(What needs to be done): Reproduce the entire listing word for word.

(Data in this exercise):

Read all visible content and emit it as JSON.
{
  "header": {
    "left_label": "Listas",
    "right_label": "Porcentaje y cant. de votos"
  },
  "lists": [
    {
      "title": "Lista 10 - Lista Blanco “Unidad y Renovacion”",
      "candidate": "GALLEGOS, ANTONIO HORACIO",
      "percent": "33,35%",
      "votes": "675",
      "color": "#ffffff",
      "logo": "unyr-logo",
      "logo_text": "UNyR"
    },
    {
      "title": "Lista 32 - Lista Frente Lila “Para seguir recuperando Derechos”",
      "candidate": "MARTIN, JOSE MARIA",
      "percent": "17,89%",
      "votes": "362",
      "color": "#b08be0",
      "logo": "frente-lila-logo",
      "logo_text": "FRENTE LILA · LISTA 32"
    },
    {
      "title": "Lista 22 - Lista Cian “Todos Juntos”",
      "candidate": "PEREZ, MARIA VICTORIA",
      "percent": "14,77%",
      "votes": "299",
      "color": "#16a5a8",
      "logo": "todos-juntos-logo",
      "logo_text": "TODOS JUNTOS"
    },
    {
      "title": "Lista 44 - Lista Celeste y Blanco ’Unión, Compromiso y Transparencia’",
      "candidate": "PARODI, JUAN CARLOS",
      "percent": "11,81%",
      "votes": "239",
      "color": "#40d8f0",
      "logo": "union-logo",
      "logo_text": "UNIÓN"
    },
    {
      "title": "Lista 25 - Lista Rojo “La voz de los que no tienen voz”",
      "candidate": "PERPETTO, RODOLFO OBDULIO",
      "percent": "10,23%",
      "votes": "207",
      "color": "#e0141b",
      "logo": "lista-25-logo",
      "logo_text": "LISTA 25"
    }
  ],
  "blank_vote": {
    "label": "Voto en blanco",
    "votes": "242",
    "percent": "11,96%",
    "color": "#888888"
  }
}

(Result for this exercise):
Read all visible content and emit it as JSON.
{
  "header": {
    "left_label": "Listas",
    "right_label": "Porcentaje y cant. de votos"
  },
  "lists": [
    {
      "title": "Lista 10 - Lista Blanco “Unidad y Renovacion”",
      "candidate": "GALLEGOS, ANTONIO HORACIO",
      "percent": "33,35%",
      "votes": "675",
      "color": "#ffffff",
      "logo": "unyr-logo",
      "logo_text": "UNyR"
    },
    {
      "title": "Lista 32 - Lista Frente Lila “Para seguir recuperando Derechos”",
      "candidate": "MARTIN, JOSE MARIA",
      "percent": "17,89%",
      "votes": "362",
      "color": "#b08be0",
      "logo": "frente-lila-logo",
      "logo_text": "FRENTE LILA · LISTA 32"
    },
    {
      "title": "Lista 22 - Lista Cian “Todos Juntos”",
      "candidate": "PEREZ, MARIA VICTORIA",
      "percent": "14,77%",
      "votes": "299",
      "color": "#16a5a8",
      "logo": "todos-juntos-logo",
      "logo_text": "TODOS JUNTOS"
    },
    {
      "title": "Lista 44 - Lista Celeste y Blanco ’Unión, Compromiso y Transparencia’",
      "candidate": "PARODI, JUAN CARLOS",
      "percent": "11,81%",
      "votes": "239",
      "color": "#40d8f0",
      "logo": "union-logo",
      "logo_text": "UNIÓN"
    },
    {
      "title": "Lista 25 - Lista Rojo “La voz de los que no tienen voz”",
      "candidate": "PERPETTO, RODOLFO OBDULIO",
      "percent": "10,23%",
      "votes": "207",
      "color": "#e0141b",
      "logo": "lista-25-logo",
      "logo_text": "LISTA 25"
    }
  ],
  "blank_vote": {
    "label": "Voto en blanco",
    "votes": "242",
    "percent": "11,96%",
    "color": "#888888"
  }
}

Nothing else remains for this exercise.